§ Provided data
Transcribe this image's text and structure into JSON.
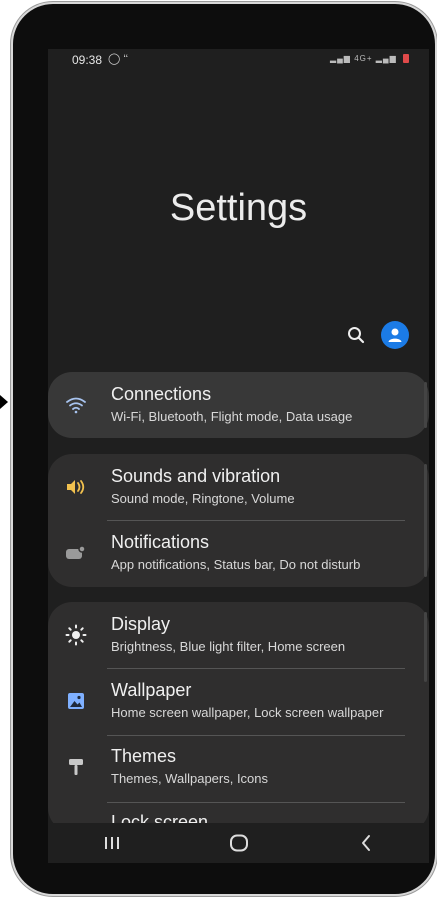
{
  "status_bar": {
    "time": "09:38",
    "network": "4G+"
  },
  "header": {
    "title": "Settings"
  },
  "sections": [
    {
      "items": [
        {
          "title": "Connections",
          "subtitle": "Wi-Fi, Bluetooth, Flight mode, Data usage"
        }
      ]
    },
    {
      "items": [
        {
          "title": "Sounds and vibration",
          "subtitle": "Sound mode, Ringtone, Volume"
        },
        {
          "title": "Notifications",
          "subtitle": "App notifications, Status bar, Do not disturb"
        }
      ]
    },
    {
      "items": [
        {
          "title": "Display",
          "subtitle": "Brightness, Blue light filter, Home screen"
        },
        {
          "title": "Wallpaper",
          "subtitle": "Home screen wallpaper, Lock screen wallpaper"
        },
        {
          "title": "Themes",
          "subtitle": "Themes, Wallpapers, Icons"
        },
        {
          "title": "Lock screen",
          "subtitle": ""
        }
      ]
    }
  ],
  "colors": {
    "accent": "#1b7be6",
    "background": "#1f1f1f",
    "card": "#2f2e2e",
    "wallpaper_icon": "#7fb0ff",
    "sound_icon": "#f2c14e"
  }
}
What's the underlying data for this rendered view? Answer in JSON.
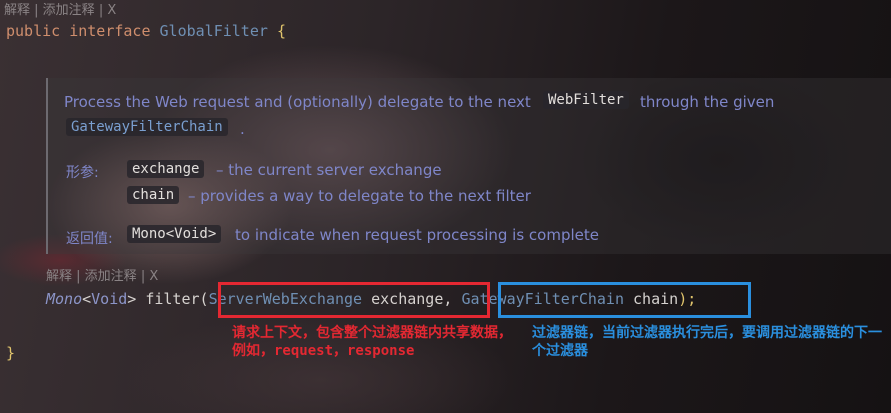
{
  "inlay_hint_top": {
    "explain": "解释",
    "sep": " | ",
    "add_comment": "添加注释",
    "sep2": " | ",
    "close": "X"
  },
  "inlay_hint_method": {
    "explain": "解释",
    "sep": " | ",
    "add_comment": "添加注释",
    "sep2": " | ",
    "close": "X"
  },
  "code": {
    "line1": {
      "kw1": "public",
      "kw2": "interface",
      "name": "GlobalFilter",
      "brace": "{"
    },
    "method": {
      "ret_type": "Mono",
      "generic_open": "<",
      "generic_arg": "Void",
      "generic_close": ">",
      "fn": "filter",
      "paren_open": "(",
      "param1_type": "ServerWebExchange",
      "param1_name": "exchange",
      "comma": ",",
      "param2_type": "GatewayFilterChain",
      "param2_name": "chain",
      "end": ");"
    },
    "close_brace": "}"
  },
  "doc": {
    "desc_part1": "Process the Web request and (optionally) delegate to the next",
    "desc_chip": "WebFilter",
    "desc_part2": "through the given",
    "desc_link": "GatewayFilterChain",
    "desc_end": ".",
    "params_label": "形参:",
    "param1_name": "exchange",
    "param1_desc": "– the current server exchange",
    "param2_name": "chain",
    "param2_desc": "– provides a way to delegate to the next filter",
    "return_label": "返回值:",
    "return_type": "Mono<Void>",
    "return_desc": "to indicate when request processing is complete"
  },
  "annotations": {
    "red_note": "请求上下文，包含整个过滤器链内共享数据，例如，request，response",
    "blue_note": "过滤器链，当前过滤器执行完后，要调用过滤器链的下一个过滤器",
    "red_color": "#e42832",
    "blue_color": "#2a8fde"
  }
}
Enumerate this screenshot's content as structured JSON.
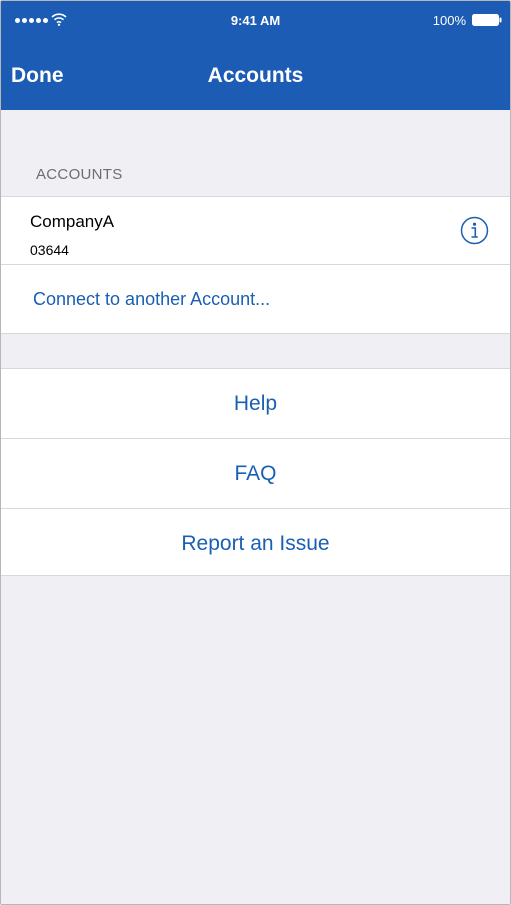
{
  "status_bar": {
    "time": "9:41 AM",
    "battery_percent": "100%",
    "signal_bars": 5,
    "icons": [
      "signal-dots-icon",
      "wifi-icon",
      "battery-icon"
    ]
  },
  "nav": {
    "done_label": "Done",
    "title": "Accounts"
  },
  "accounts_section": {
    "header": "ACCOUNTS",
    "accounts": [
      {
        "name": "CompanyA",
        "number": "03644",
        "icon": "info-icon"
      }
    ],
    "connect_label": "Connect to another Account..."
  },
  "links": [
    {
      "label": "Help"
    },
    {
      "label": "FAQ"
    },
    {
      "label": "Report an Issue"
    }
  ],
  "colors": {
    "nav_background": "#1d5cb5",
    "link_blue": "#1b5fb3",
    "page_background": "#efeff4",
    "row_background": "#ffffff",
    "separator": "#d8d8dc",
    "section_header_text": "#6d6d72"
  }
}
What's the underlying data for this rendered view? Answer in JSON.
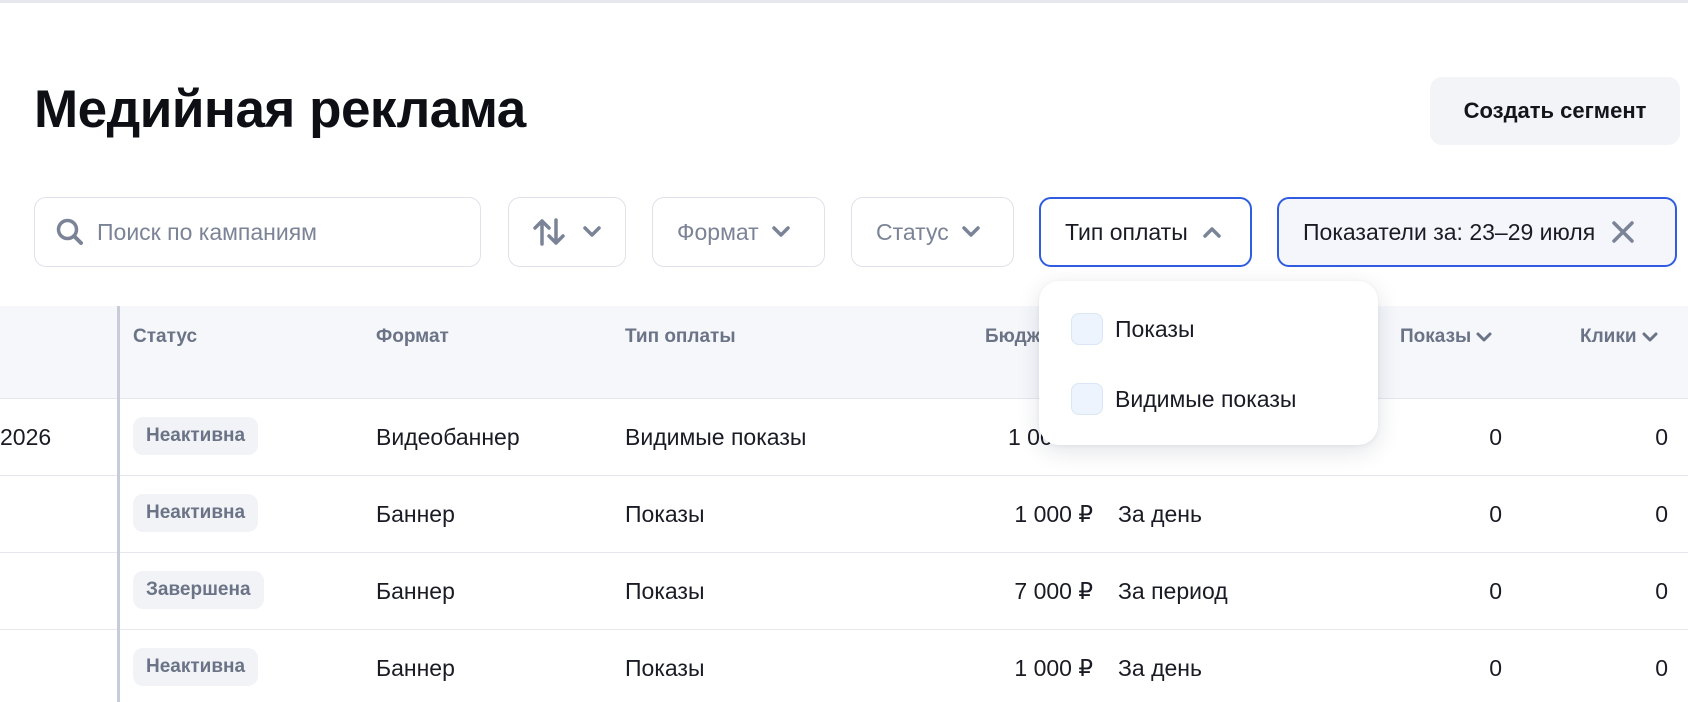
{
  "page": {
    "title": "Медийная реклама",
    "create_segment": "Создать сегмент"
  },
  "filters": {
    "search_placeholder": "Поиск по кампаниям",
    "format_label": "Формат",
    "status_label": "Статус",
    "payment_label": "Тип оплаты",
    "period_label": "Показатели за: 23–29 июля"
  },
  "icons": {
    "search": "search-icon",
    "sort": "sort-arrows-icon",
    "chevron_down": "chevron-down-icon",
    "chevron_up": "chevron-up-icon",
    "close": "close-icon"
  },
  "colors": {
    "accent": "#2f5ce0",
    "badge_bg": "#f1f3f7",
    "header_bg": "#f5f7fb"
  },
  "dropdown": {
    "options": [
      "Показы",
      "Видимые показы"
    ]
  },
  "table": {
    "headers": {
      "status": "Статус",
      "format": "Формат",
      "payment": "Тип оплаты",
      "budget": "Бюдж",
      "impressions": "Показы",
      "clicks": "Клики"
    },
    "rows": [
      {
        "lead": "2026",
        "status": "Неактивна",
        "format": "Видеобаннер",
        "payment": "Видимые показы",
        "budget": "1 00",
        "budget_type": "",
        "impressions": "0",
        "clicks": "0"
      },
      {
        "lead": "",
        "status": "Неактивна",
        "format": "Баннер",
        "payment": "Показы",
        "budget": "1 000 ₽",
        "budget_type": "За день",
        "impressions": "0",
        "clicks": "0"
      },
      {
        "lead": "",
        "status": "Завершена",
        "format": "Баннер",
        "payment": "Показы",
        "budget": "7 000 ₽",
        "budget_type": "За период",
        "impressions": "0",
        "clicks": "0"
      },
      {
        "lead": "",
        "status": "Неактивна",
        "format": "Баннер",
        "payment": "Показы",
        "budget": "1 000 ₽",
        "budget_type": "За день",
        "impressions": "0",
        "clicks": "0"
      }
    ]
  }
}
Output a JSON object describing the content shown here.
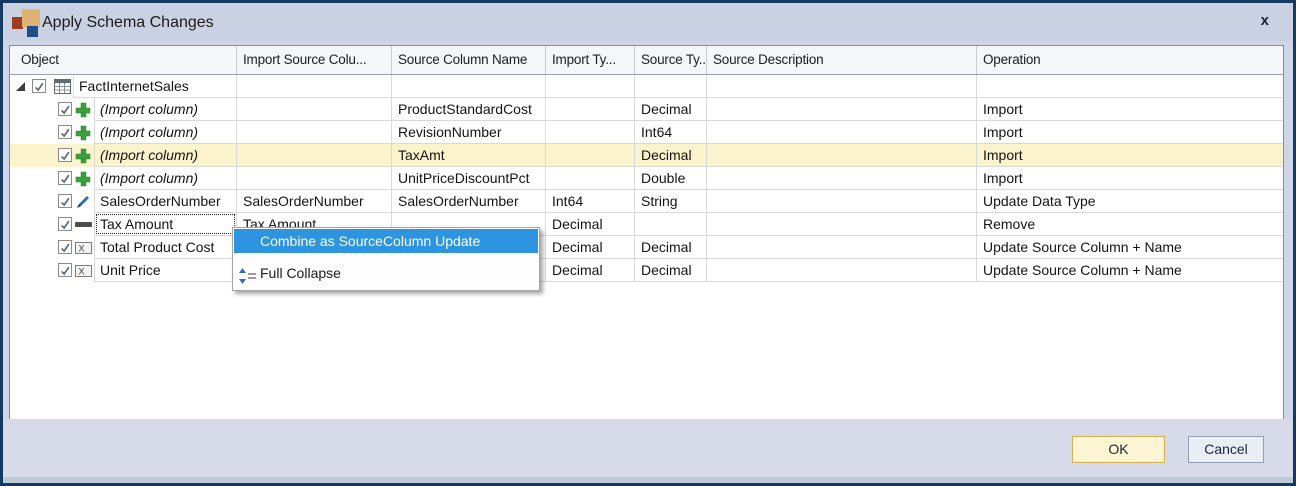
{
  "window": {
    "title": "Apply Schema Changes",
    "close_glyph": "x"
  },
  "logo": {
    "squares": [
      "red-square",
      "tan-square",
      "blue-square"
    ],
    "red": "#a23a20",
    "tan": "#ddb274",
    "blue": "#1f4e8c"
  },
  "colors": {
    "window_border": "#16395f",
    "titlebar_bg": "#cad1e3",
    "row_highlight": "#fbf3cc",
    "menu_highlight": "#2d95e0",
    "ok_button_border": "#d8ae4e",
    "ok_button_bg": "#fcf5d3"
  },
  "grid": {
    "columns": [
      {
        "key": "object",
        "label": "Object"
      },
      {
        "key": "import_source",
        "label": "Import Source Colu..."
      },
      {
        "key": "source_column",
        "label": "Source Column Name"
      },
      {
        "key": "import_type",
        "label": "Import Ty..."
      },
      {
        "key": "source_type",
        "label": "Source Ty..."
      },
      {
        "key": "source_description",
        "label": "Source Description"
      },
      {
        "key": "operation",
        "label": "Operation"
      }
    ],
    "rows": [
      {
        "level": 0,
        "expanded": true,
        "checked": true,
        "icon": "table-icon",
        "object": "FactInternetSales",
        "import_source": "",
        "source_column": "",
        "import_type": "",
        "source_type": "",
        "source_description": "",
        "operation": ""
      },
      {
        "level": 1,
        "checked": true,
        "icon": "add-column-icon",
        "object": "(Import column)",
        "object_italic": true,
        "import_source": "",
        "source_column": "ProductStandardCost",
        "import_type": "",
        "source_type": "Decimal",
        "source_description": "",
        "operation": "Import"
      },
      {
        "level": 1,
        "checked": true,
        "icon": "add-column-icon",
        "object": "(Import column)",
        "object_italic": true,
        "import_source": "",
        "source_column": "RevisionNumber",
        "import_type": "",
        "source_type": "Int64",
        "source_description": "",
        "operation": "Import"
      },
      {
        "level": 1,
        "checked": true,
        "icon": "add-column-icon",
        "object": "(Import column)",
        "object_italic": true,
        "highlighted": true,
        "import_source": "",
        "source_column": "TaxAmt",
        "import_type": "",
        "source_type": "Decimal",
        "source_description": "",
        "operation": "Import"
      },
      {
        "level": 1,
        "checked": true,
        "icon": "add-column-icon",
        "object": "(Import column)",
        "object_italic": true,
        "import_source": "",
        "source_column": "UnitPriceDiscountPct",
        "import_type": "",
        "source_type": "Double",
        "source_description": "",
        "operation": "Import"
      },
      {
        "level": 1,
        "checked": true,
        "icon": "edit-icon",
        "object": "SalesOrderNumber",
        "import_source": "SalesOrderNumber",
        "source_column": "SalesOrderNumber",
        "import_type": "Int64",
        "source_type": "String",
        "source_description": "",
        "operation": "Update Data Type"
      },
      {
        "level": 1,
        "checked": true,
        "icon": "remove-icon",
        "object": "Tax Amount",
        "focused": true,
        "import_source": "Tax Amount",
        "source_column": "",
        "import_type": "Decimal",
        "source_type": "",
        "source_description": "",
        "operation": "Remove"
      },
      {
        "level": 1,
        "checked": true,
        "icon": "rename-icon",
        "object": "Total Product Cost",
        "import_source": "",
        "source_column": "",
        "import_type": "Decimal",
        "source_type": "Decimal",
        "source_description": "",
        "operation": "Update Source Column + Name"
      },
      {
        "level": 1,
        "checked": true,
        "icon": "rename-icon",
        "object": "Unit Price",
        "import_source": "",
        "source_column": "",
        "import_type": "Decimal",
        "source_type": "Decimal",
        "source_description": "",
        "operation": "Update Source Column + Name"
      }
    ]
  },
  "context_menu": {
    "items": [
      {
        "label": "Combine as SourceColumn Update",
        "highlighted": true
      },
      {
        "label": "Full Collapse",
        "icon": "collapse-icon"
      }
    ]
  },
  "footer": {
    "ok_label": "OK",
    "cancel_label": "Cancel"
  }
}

§ Description of the task
Find every line that includes the string "subtitle". Report how many there are and nothing else.

§ Exercise response
7